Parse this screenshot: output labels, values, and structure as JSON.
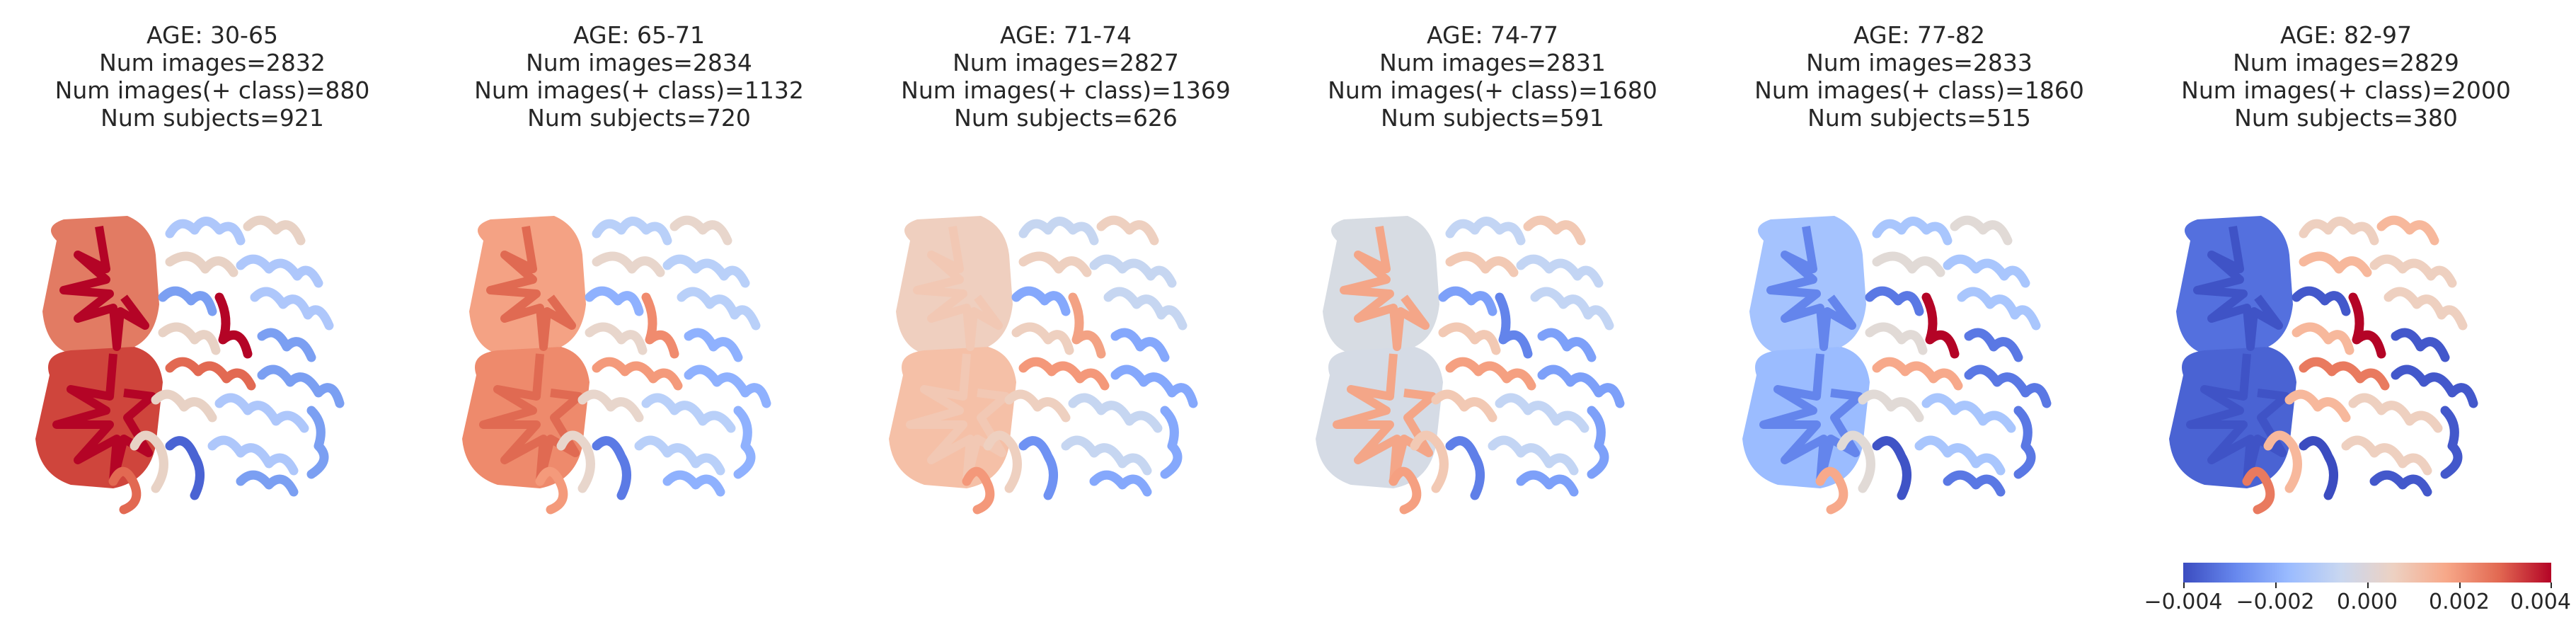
{
  "panels": [
    {
      "age": "AGE: 30-65",
      "num_images": "Num images=2832",
      "num_pos": "Num images(+ class)=880",
      "num_subjects": "Num subjects=921",
      "colors": {
        "cerebellum_upper": "#e27b63",
        "cerebellum_lower": "#cf453c",
        "cerebellum_core": "#b40426",
        "cortex_a": "#e8d2c5",
        "cortex_b": "#aec7fb",
        "cortex_c": "#7b9ff2",
        "cortex_d": "#e26952",
        "cortex_e": "#4a63d3",
        "deep": "#b40426"
      }
    },
    {
      "age": "AGE: 65-71",
      "num_images": "Num images=2834",
      "num_pos": "Num images(+ class)=1132",
      "num_subjects": "Num subjects=720",
      "colors": {
        "cerebellum_upper": "#f4a284",
        "cerebellum_lower": "#ee8a6c",
        "cerebellum_core": "#e06a52",
        "cortex_a": "#e8d6cc",
        "cortex_b": "#b9d0f9",
        "cortex_c": "#8fb1fe",
        "cortex_d": "#f49a7b",
        "cortex_e": "#5b7ae5",
        "deep": "#f08b6e"
      }
    },
    {
      "age": "AGE: 71-74",
      "num_images": "Num images=2827",
      "num_pos": "Num images(+ class)=1369",
      "num_subjects": "Num subjects=626",
      "colors": {
        "cerebellum_upper": "#efcfbf",
        "cerebellum_lower": "#f5c0a7",
        "cerebellum_core": "#f2c8b4",
        "cortex_a": "#eed0c0",
        "cortex_b": "#c6d6f1",
        "cortex_c": "#85a8fc",
        "cortex_d": "#f4987a",
        "cortex_e": "#6f92f3",
        "deep": "#f3a284"
      }
    },
    {
      "age": "AGE: 74-77",
      "num_images": "Num images=2831",
      "num_pos": "Num images(+ class)=1680",
      "num_subjects": "Num subjects=591",
      "colors": {
        "cerebellum_upper": "#d7dce3",
        "cerebellum_lower": "#d5dbe5",
        "cerebellum_core": "#f4a688",
        "cortex_a": "#f2c9b4",
        "cortex_b": "#c3d5f4",
        "cortex_c": "#7da0f9",
        "cortex_d": "#f5a081",
        "cortex_e": "#5f7fe8",
        "deep": "#6384eb"
      }
    },
    {
      "age": "AGE: 77-82",
      "num_images": "Num images=2833",
      "num_pos": "Num images(+ class)=1860",
      "num_subjects": "Num subjects=515",
      "colors": {
        "cerebellum_upper": "#a5c3fe",
        "cerebellum_lower": "#9bbcff",
        "cerebellum_core": "#6485ec",
        "cortex_a": "#e1dad6",
        "cortex_b": "#a9c6fd",
        "cortex_c": "#5a78e4",
        "cortex_d": "#f7a98b",
        "cortex_e": "#3f53c6",
        "deep": "#b40426"
      }
    },
    {
      "age": "AGE: 82-97",
      "num_images": "Num images=2829",
      "num_pos": "Num images(+ class)=2000",
      "num_subjects": "Num subjects=380",
      "colors": {
        "cerebellum_upper": "#5470de",
        "cerebellum_lower": "#4a63d3",
        "cerebellum_core": "#3f53c6",
        "cortex_a": "#f7b89c",
        "cortex_b": "#eed0c0",
        "cortex_c": "#4358cb",
        "cortex_d": "#e97a5f",
        "cortex_e": "#3b4cc0",
        "deep": "#b40426"
      }
    }
  ],
  "colorbar": {
    "ticks": [
      "−0.004",
      "−0.002",
      "0.000",
      "0.002",
      "0.004"
    ],
    "min": -0.004,
    "max": 0.004
  }
}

◆ ◆ ◆ ◆ ◆ ◆ ◆

**Given problem:** All of the material above is to be copied exactly, except for its images.

**Full answer:**
Parse this screenshot: output labels, values, and structure as JSON.
{
  "panels": [
    {
      "age": "AGE: 30-65",
      "num_images": "Num images=2832",
      "num_pos": "Num images(+ class)=880",
      "num_subjects": "Num subjects=921",
      "colors": {
        "cerebellum_upper": "#e27b63",
        "cerebellum_lower": "#cf453c",
        "cerebellum_core": "#b40426",
        "cortex_a": "#e8d2c5",
        "cortex_b": "#aec7fb",
        "cortex_c": "#7b9ff2",
        "cortex_d": "#e26952",
        "cortex_e": "#4a63d3",
        "deep": "#b40426"
      }
    },
    {
      "age": "AGE: 65-71",
      "num_images": "Num images=2834",
      "num_pos": "Num images(+ class)=1132",
      "num_subjects": "Num subjects=720",
      "colors": {
        "cerebellum_upper": "#f4a284",
        "cerebellum_lower": "#ee8a6c",
        "cerebellum_core": "#e06a52",
        "cortex_a": "#e8d6cc",
        "cortex_b": "#b9d0f9",
        "cortex_c": "#8fb1fe",
        "cortex_d": "#f49a7b",
        "cortex_e": "#5b7ae5",
        "deep": "#f08b6e"
      }
    },
    {
      "age": "AGE: 71-74",
      "num_images": "Num images=2827",
      "num_pos": "Num images(+ class)=1369",
      "num_subjects": "Num subjects=626",
      "colors": {
        "cerebellum_upper": "#efcfbf",
        "cerebellum_lower": "#f5c0a7",
        "cerebellum_core": "#f2c8b4",
        "cortex_a": "#eed0c0",
        "cortex_b": "#c6d6f1",
        "cortex_c": "#85a8fc",
        "cortex_d": "#f4987a",
        "cortex_e": "#6f92f3",
        "deep": "#f3a284"
      }
    },
    {
      "age": "AGE: 74-77",
      "num_images": "Num images=2831",
      "num_pos": "Num images(+ class)=1680",
      "num_subjects": "Num subjects=591",
      "colors": {
        "cerebellum_upper": "#d7dce3",
        "cerebellum_lower": "#d5dbe5",
        "cerebellum_core": "#f4a688",
        "cortex_a": "#f2c9b4",
        "cortex_b": "#c3d5f4",
        "cortex_c": "#7da0f9",
        "cortex_d": "#f5a081",
        "cortex_e": "#5f7fe8",
        "deep": "#6384eb"
      }
    },
    {
      "age": "AGE: 77-82",
      "num_images": "Num images=2833",
      "num_pos": "Num images(+ class)=1860",
      "num_subjects": "Num subjects=515",
      "colors": {
        "cerebellum_upper": "#a5c3fe",
        "cerebellum_lower": "#9bbcff",
        "cerebellum_core": "#6485ec",
        "cortex_a": "#e1dad6",
        "cortex_b": "#a9c6fd",
        "cortex_c": "#5a78e4",
        "cortex_d": "#f7a98b",
        "cortex_e": "#3f53c6",
        "deep": "#b40426"
      }
    },
    {
      "age": "AGE: 82-97",
      "num_images": "Num images=2829",
      "num_pos": "Num images(+ class)=2000",
      "num_subjects": "Num subjects=380",
      "colors": {
        "cerebellum_upper": "#5470de",
        "cerebellum_lower": "#4a63d3",
        "cerebellum_core": "#3f53c6",
        "cortex_a": "#f7b89c",
        "cortex_b": "#eed0c0",
        "cortex_c": "#4358cb",
        "cortex_d": "#e97a5f",
        "cortex_e": "#3b4cc0",
        "deep": "#b40426"
      }
    }
  ],
  "colorbar": {
    "ticks": [
      "−0.004",
      "−0.002",
      "0.000",
      "0.002",
      "0.004"
    ],
    "min": -0.004,
    "max": 0.004
  }
}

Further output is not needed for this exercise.